■ **STATED EXERCISE**:
Only the number is wanted: count the lines in the data with "HUDDERSFIELD" in them.

____ STORED DATA

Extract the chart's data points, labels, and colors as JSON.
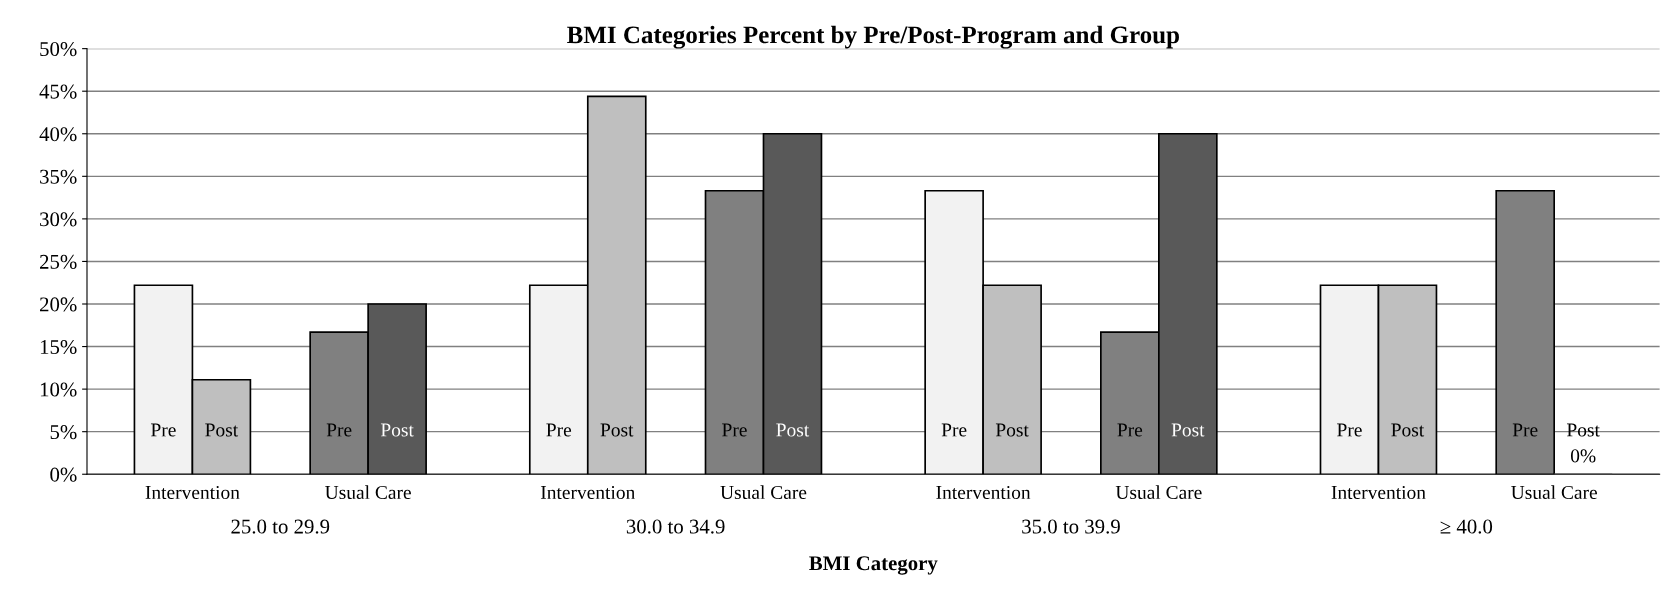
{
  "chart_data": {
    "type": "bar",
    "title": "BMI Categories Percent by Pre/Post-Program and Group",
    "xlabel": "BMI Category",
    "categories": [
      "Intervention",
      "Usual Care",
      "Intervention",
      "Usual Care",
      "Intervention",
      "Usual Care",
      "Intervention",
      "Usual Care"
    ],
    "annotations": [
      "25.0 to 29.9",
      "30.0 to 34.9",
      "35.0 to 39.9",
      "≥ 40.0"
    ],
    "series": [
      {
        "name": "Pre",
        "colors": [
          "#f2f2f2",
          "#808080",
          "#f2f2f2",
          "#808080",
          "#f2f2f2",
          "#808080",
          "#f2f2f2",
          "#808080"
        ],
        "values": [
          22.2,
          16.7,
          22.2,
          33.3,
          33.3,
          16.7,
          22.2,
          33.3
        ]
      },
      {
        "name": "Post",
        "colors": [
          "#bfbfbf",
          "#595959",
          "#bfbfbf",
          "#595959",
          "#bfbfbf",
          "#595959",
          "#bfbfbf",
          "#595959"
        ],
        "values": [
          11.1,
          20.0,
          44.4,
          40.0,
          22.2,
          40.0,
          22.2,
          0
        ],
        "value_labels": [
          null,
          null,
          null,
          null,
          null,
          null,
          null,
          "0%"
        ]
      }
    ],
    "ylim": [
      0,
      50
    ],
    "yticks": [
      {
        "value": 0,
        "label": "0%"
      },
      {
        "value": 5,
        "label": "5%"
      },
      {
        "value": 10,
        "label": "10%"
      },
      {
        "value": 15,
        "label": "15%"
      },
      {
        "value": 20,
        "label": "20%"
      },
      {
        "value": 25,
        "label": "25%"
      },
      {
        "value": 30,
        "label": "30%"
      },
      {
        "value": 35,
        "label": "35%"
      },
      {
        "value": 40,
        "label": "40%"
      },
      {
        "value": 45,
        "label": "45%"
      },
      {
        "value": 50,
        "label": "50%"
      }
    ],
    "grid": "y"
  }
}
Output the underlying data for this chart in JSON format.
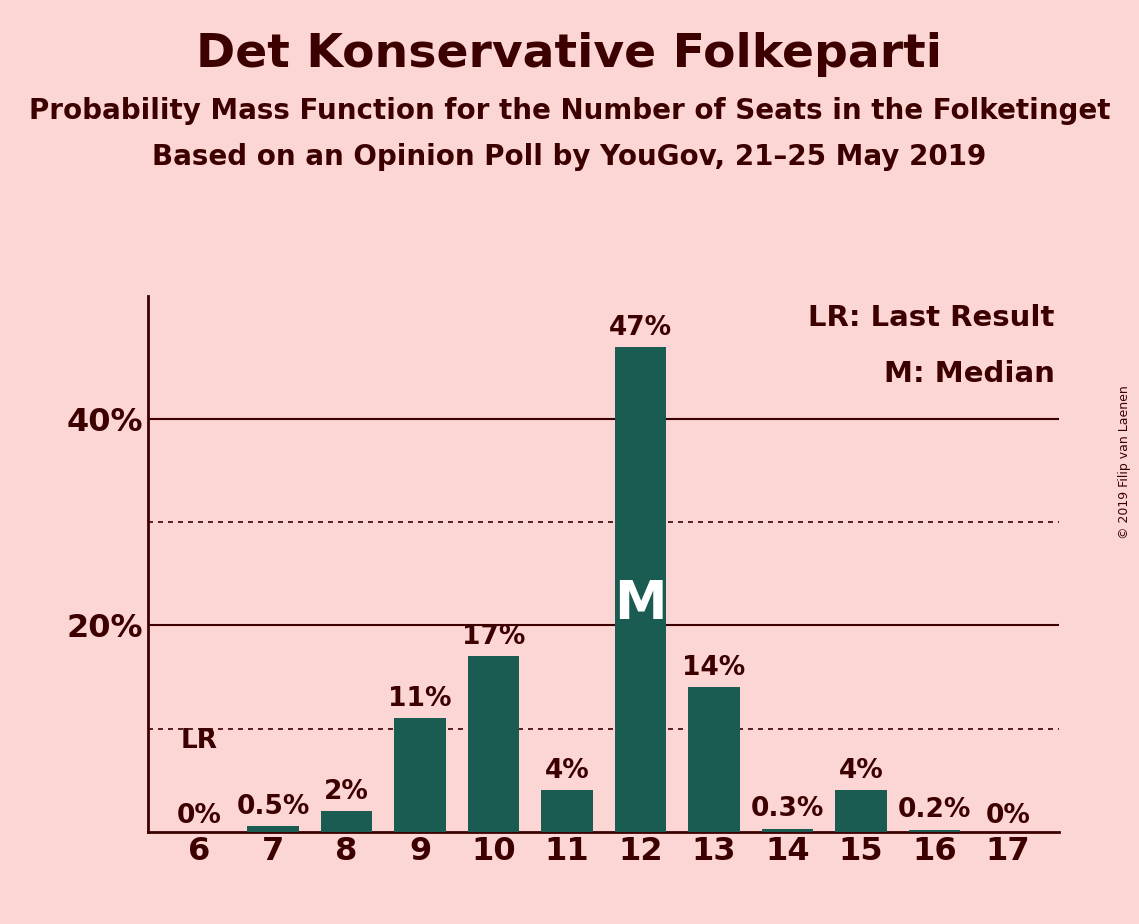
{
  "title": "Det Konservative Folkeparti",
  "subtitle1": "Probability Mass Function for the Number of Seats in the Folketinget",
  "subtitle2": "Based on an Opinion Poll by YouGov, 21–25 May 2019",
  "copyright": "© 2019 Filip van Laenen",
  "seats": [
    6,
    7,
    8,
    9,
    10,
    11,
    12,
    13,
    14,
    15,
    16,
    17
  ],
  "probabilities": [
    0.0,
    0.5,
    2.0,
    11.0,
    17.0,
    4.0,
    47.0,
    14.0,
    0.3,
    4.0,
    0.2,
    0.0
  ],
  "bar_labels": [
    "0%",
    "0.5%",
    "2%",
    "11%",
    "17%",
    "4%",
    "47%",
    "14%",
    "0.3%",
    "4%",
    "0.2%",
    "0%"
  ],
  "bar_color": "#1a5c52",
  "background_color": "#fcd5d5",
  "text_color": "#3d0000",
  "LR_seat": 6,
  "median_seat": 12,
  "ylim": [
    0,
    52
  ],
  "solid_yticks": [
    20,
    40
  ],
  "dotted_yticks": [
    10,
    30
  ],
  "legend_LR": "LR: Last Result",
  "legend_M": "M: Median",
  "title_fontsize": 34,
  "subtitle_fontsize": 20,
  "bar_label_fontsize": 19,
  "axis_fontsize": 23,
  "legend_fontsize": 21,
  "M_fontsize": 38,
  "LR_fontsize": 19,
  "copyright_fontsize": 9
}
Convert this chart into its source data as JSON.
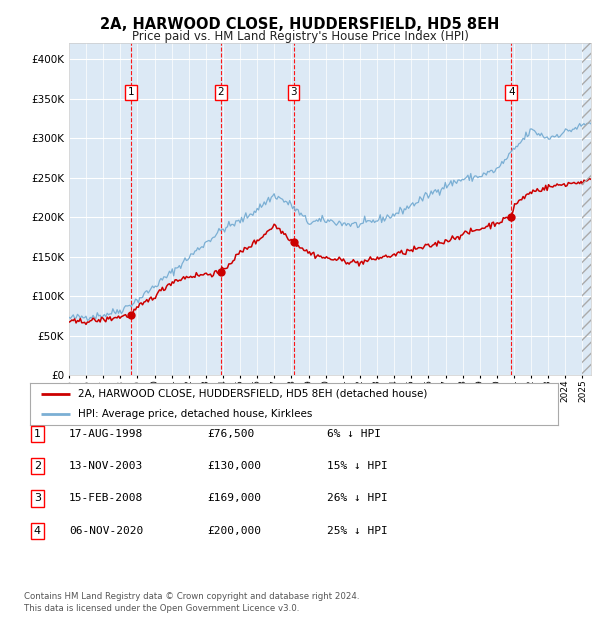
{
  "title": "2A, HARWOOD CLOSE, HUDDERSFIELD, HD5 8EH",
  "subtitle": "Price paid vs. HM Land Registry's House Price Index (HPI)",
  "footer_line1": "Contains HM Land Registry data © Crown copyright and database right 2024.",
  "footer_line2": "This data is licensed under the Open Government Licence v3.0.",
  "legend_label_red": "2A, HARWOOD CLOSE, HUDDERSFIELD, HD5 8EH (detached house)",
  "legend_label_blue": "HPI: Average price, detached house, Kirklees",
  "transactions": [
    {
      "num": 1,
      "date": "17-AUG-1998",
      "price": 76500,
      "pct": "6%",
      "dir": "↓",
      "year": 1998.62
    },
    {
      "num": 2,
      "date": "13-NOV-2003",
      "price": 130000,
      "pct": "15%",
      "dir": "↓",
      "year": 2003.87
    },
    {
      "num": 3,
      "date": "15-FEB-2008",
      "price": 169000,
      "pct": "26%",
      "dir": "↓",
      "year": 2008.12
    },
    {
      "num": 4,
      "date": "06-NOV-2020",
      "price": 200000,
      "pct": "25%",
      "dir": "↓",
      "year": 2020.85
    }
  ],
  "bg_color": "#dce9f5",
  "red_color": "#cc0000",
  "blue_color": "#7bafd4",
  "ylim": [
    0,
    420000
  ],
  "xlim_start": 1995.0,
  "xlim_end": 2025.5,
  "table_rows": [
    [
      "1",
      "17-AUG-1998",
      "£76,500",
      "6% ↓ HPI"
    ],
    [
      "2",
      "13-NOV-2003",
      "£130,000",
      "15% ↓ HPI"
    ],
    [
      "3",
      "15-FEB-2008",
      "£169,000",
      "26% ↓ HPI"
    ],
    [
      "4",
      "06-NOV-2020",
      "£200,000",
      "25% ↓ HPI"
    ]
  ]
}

________

■ **EXERCISE OUTPUT**:
2